[Source records]
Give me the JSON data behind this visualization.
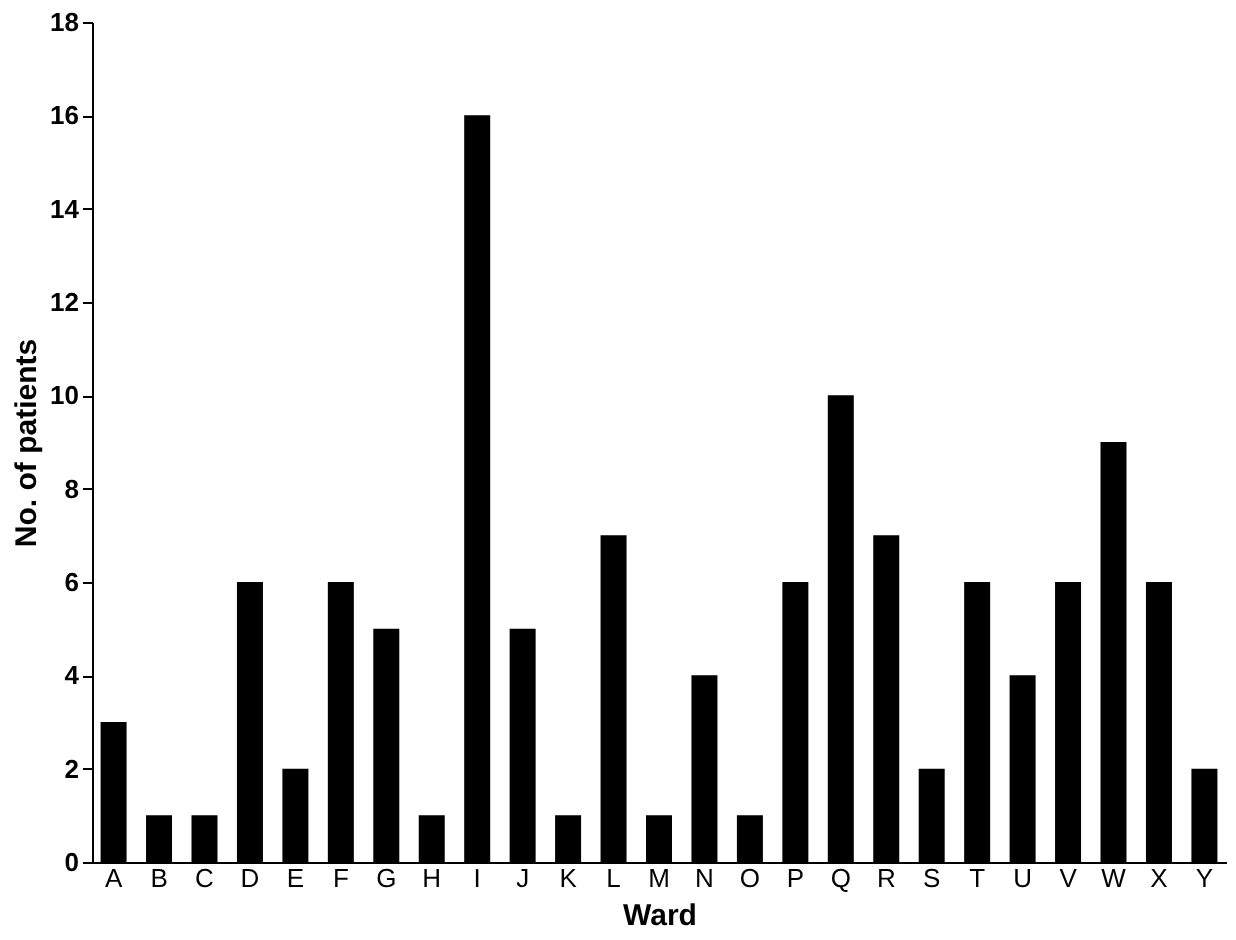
{
  "chart_data": {
    "type": "bar",
    "xlabel": "Ward",
    "ylabel": "No. of patients",
    "categories": [
      "A",
      "B",
      "C",
      "D",
      "E",
      "F",
      "G",
      "H",
      "I",
      "J",
      "K",
      "L",
      "M",
      "N",
      "O",
      "P",
      "Q",
      "R",
      "S",
      "T",
      "U",
      "V",
      "W",
      "X",
      "Y"
    ],
    "values": [
      3,
      1,
      1,
      6,
      2,
      6,
      5,
      1,
      16,
      5,
      1,
      7,
      1,
      4,
      1,
      6,
      10,
      7,
      2,
      6,
      4,
      6,
      9,
      6,
      2
    ],
    "color": "#000000",
    "ylim": [
      0,
      18
    ],
    "yticks": [
      0,
      2,
      4,
      6,
      8,
      10,
      12,
      14,
      16,
      18
    ],
    "grid": false
  }
}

#### EXERCISE AIM:
Print all the lines above again exactly, without any pictures.

#### ANSWER FOR THIS EXERCISE:
Give me the JSON data behind this visualization.
{
  "chart_data": {
    "type": "bar",
    "xlabel": "Ward",
    "ylabel": "No. of patients",
    "categories": [
      "A",
      "B",
      "C",
      "D",
      "E",
      "F",
      "G",
      "H",
      "I",
      "J",
      "K",
      "L",
      "M",
      "N",
      "O",
      "P",
      "Q",
      "R",
      "S",
      "T",
      "U",
      "V",
      "W",
      "X",
      "Y"
    ],
    "values": [
      3,
      1,
      1,
      6,
      2,
      6,
      5,
      1,
      16,
      5,
      1,
      7,
      1,
      4,
      1,
      6,
      10,
      7,
      2,
      6,
      4,
      6,
      9,
      6,
      2
    ],
    "color": "#000000",
    "ylim": [
      0,
      18
    ],
    "yticks": [
      0,
      2,
      4,
      6,
      8,
      10,
      12,
      14,
      16,
      18
    ],
    "grid": false
  }
}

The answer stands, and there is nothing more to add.